Task brief: Go through the listing and pick out each line with the word "find" in it.

Data in this exercise:
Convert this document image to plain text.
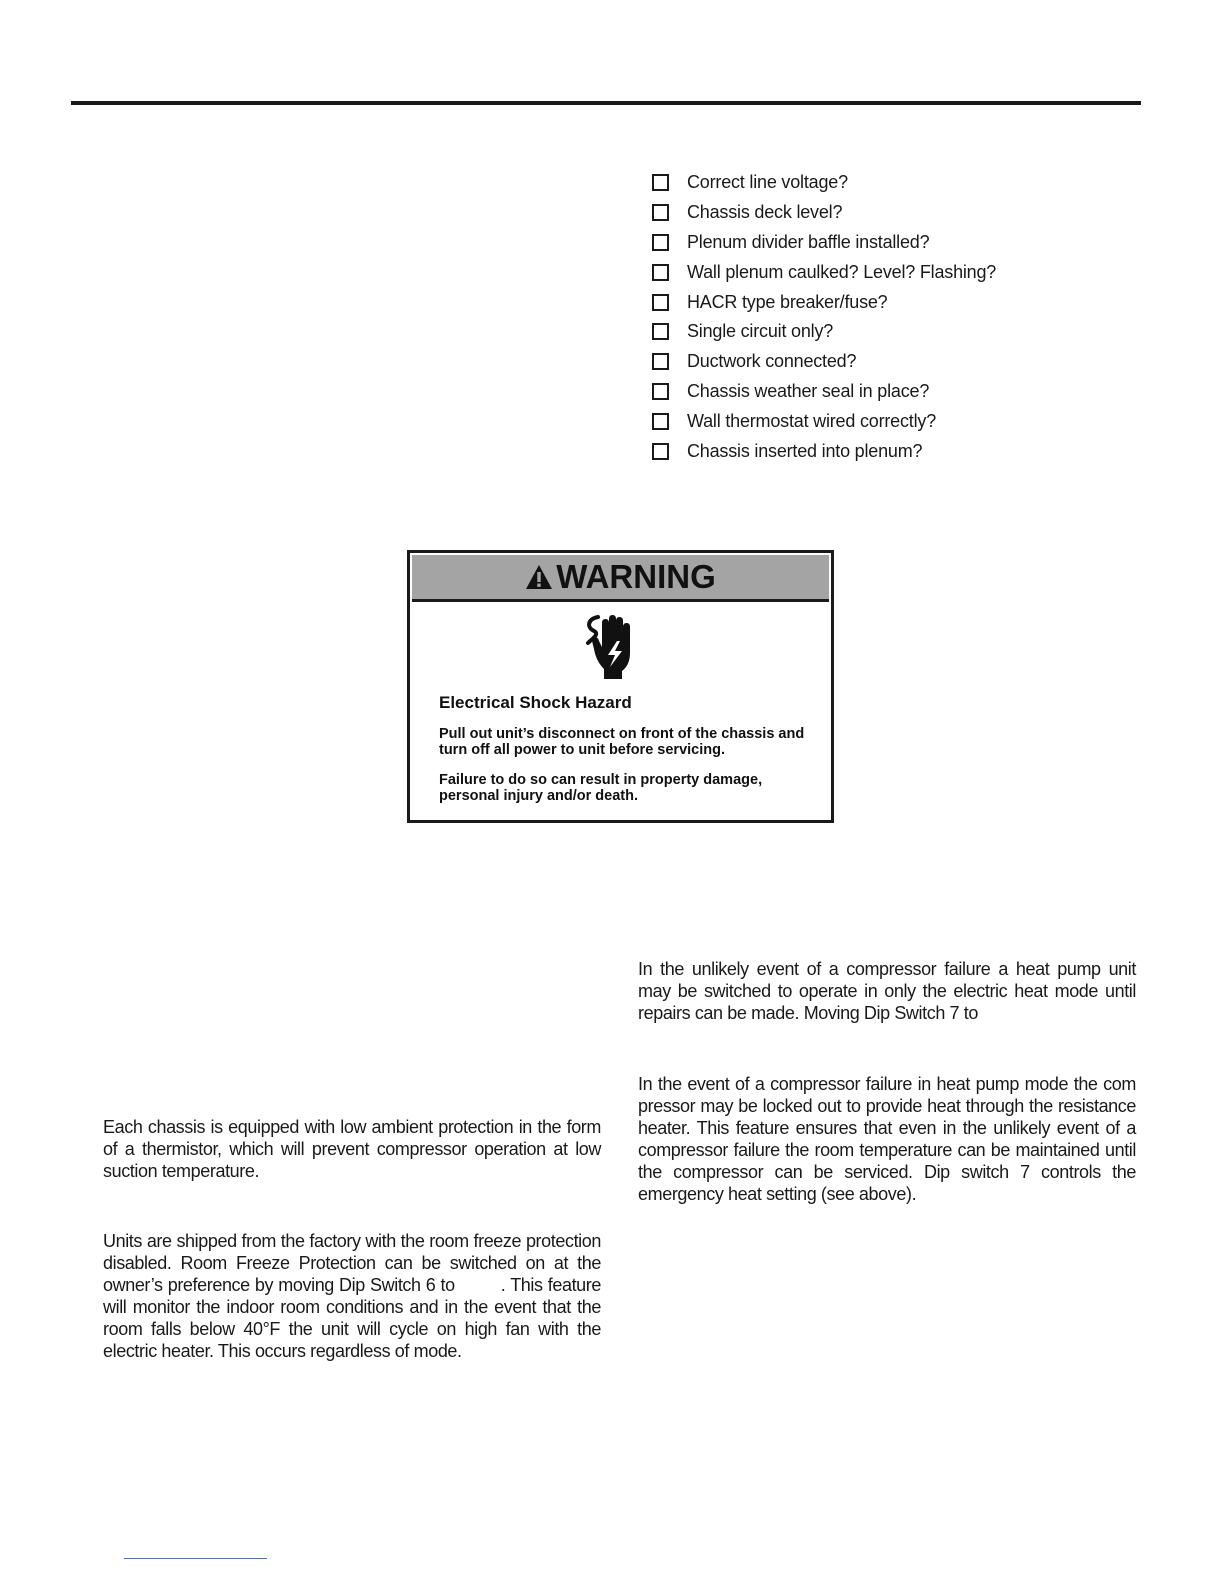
Correct line voltage?
Chassis deck level?
Plenum divider baffle installed?
Wall plenum caulked? Level? Flashing?
HACR type breaker/fuse?
Single circuit only?
Ductwork connected?
Chassis weather seal in place?
Wall thermostat wired correctly?
Chassis inserted into plenum?
WARNING
Electrical Shock Hazard

Pull out unit’s disconnect on front of the chassis and turn off all power to unit before servicing.

Failure to do so can result in property damage, personal injury and/or death.

Each chassis is equipped with low ambient protection in the form of a thermistor, which will prevent compressor operation at low suction temperature.

Units are shipped from the factory with the room freeze protection disabled. Room Freeze Protection can be switched on at the owner’s preference by moving Dip Switch 6 to	. This feature will monitor the indoor room conditions and in the event that the room falls below 40°F the unit will cycle on high fan with the electric heater. This occurs regardless of mode.

In the unlikely event of a compressor failure a heat pump unit may be switched to operate in only the electric heat mode until repairs can be made. Moving Dip Switch 7 to

In the event of a compressor failure in heat pump mode the com pressor may be locked out to provide heat through the resistance heater. This feature ensures that even in the unlikely event of a compressor failure the room temperature can be maintained until the compressor can be serviced. Dip switch 7 controls the emergency heat setting (see above).
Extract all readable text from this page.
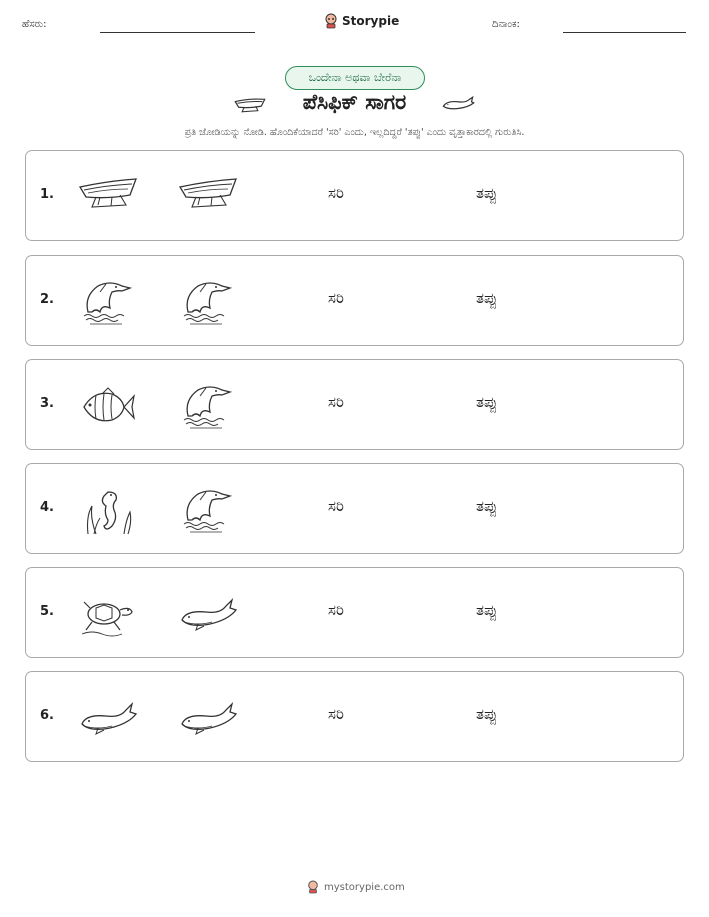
ಹೆಸರು:	Storypie	ದಿನಾಂಕ:
ಒಂದೇನಾ ಅಥವಾ ಬೇರೆನಾ
ಪೆಸಿಫಿಕ್ ಸಾಗರ
ಪ್ರತಿ ಜೋಡಿಯನ್ನು ನೋಡಿ. ಹೊಂದಿಕೆಯಾದರೆ 'ಸರಿ' ಎಂದು, ಇಲ್ಲದಿದ್ದರೆ 'ತಪ್ಪು' ಎಂದು ವೃತ್ತಾಕಾರದಲ್ಲಿ ಗುರುತಿಸಿ.
1.	ಸರಿ	ತಪ್ಪು
2.	ಸರಿ	ತಪ್ಪು
3.	ಸರಿ	ತಪ್ಪು
4.	ಸರಿ	ತಪ್ಪು
5.	ಸರಿ	ತಪ್ಪು
6.	ಸರಿ	ತಪ್ಪು
mystorypie.com
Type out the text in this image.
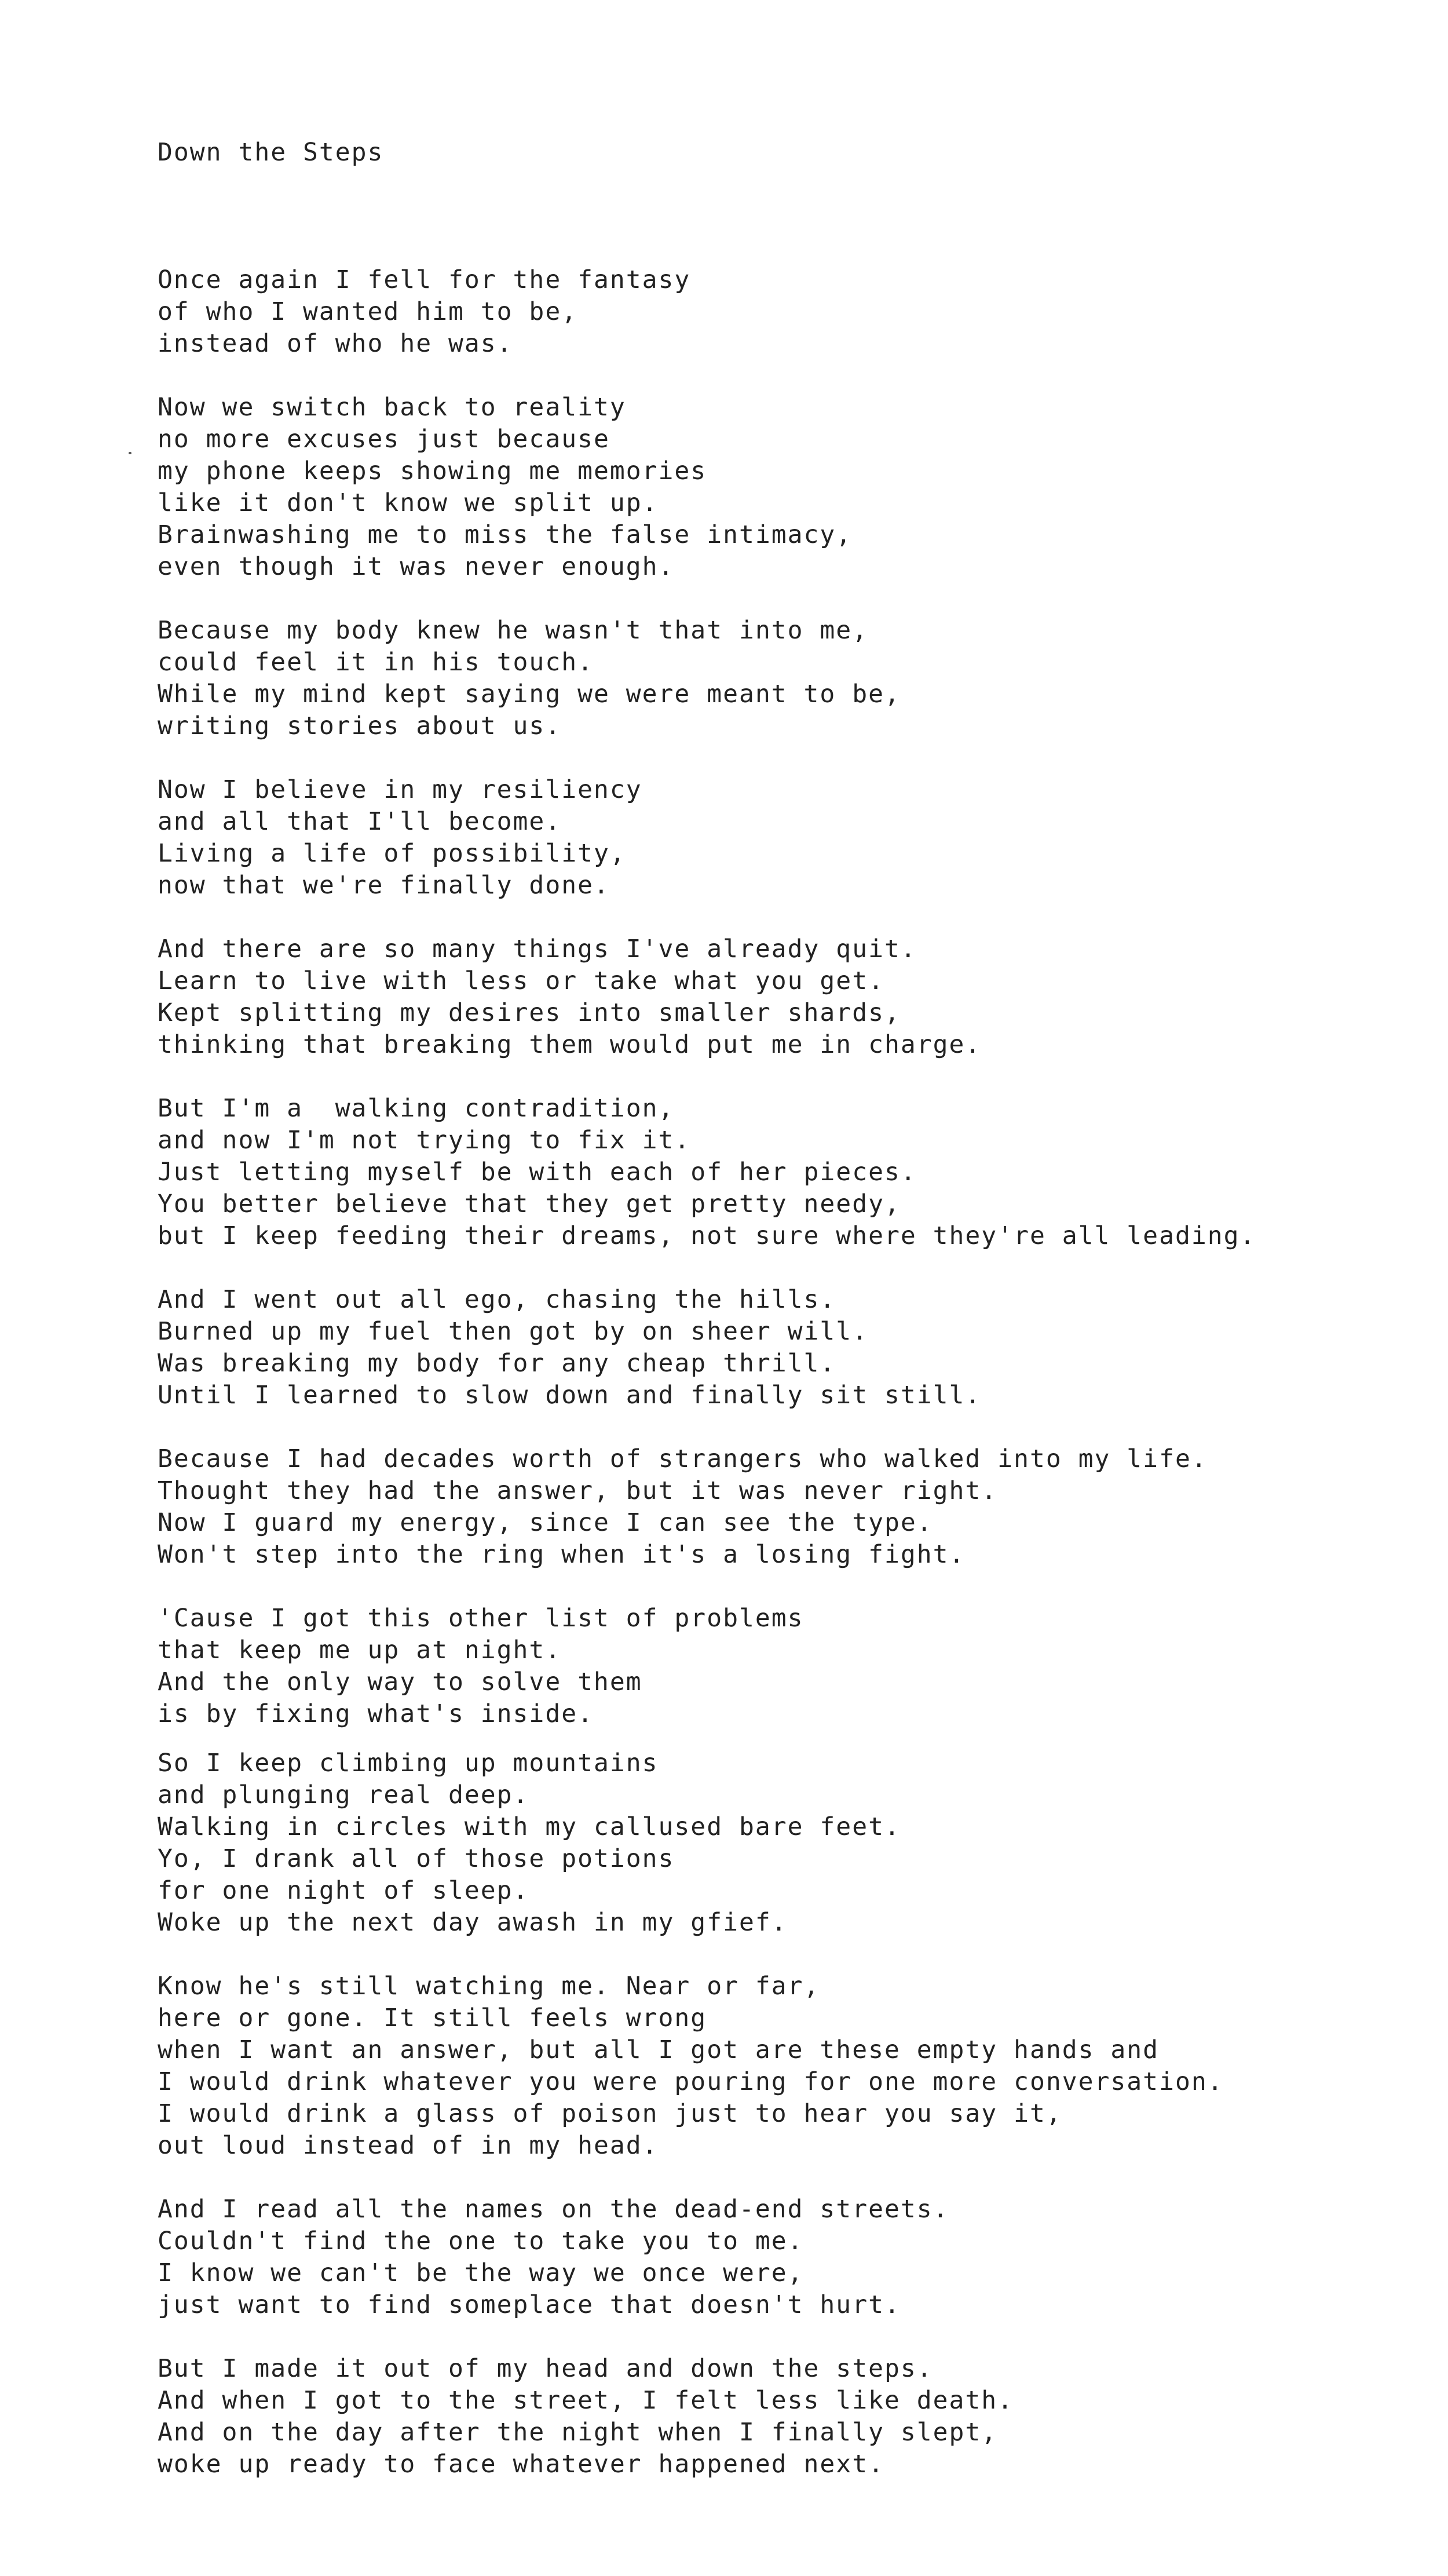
Down the Steps

Once again I fell for the fantasy
of who I wanted him to be,
instead of who he was.
Now we switch back to reality
no more excuses just because
my phone keeps showing me memories
like it don't know we split up.
Brainwashing me to miss the false intimacy,
even though it was never enough.
Because my body knew he wasn't that into me,
could feel it in his touch.
While my mind kept saying we were meant to be,
writing stories about us.
Now I believe in my resiliency
and all that I'll become.
Living a life of possibility,
now that we're finally done.
And there are so many things I've already quit.
Learn to live with less or take what you get.
Kept splitting my desires into smaller shards,
thinking that breaking them would put me in charge.
But I'm a  walking contradition,
and now I'm not trying to fix it.
Just letting myself be with each of her pieces.
You better believe that they get pretty needy,
but I keep feeding their dreams, not sure where they're all leading.
And I went out all ego, chasing the hills.
Burned up my fuel then got by on sheer will.
Was breaking my body for any cheap thrill.
Until I learned to slow down and finally sit still.
Because I had decades worth of strangers who walked into my life.
Thought they had the answer, but it was never right.
Now I guard my energy, since I can see the type.
Won't step into the ring when it's a losing fight.
'Cause I got this other list of problems
that keep me up at night.
And the only way to solve them
is by fixing what's inside.
So I keep climbing up mountains
and plunging real deep.
Walking in circles with my callused bare feet.
Yo, I drank all of those potions
for one night of sleep.
Woke up the next day awash in my gfief.
Know he's still watching me. Near or far,
here or gone. It still feels wrong
when I want an answer, but all I got are these empty hands and
I would drink whatever you were pouring for one more conversation.
I would drink a glass of poison just to hear you say it,
out loud instead of in my head.
And I read all the names on the dead-end streets.
Couldn't find the one to take you to me.
I know we can't be the way we once were,
just want to find someplace that doesn't hurt.
But I made it out of my head and down the steps.
And when I got to the street, I felt less like death.
And on the day after the night when I finally slept,
woke up ready to face whatever happened next.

Output of the task:
Couldn't find the one to take you to me.
just want to find someplace that doesn't hurt.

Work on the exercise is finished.